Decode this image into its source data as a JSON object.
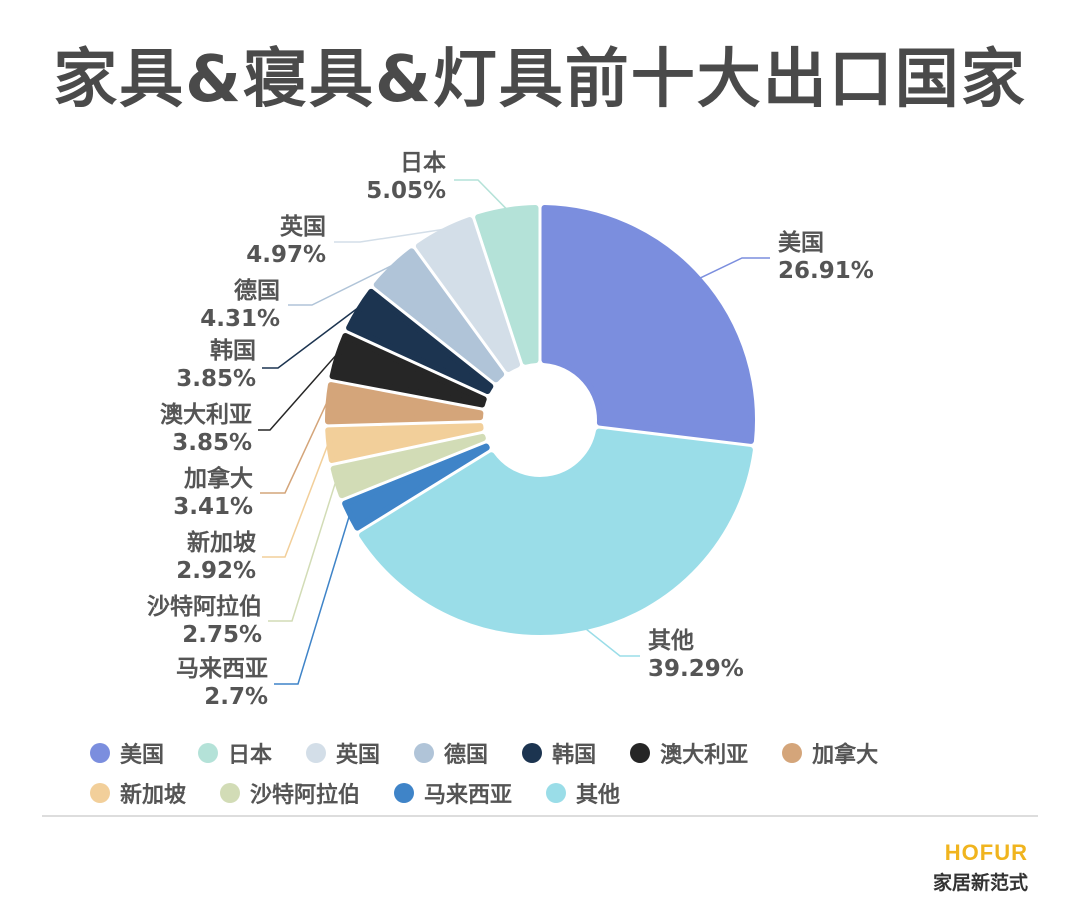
{
  "title": "家具&寝具&灯具前十大出口国家",
  "chart_data": {
    "type": "pie",
    "subtype": "donut",
    "title": "家具&寝具&灯具前十大出口国家",
    "unit": "%",
    "categories": [
      "美国",
      "日本",
      "英国",
      "德国",
      "韩国",
      "澳大利亚",
      "加拿大",
      "新加坡",
      "沙特阿拉伯",
      "马来西亚",
      "其他"
    ],
    "values": [
      26.91,
      5.05,
      4.97,
      4.31,
      3.85,
      3.85,
      3.41,
      2.92,
      2.75,
      2.7,
      39.29
    ],
    "labels": [
      "26.91%",
      "5.05%",
      "4.97%",
      "4.31%",
      "3.85%",
      "3.85%",
      "3.41%",
      "2.92%",
      "2.75%",
      "2.7%",
      "39.29%"
    ],
    "colors": [
      "#7b8ede",
      "#b4e2d8",
      "#d3dee8",
      "#b0c4d8",
      "#1c3450",
      "#262626",
      "#d4a57a",
      "#f2cf9a",
      "#d2dcb6",
      "#3f84c8",
      "#9adde8"
    ],
    "legend_position": "bottom"
  },
  "legend": [
    {
      "label": "美国",
      "color": "#7b8ede"
    },
    {
      "label": "日本",
      "color": "#b4e2d8"
    },
    {
      "label": "英国",
      "color": "#d3dee8"
    },
    {
      "label": "德国",
      "color": "#b0c4d8"
    },
    {
      "label": "韩国",
      "color": "#1c3450"
    },
    {
      "label": "澳大利亚",
      "color": "#262626"
    },
    {
      "label": "加拿大",
      "color": "#d4a57a"
    },
    {
      "label": "新加坡",
      "color": "#f2cf9a"
    },
    {
      "label": "沙特阿拉伯",
      "color": "#d2dcb6"
    },
    {
      "label": "马来西亚",
      "color": "#3f84c8"
    },
    {
      "label": "其他",
      "color": "#9adde8"
    }
  ],
  "brand": {
    "name_en": "HOFUR",
    "name_cn": "家居新范式"
  }
}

-=-=-

Copy each line above where the string "title" occurs.

== Written answer ==
  "title": "家具&寝具&灯具前十大出口国家",
    "title": "家具&寝具&灯具前十大出口国家",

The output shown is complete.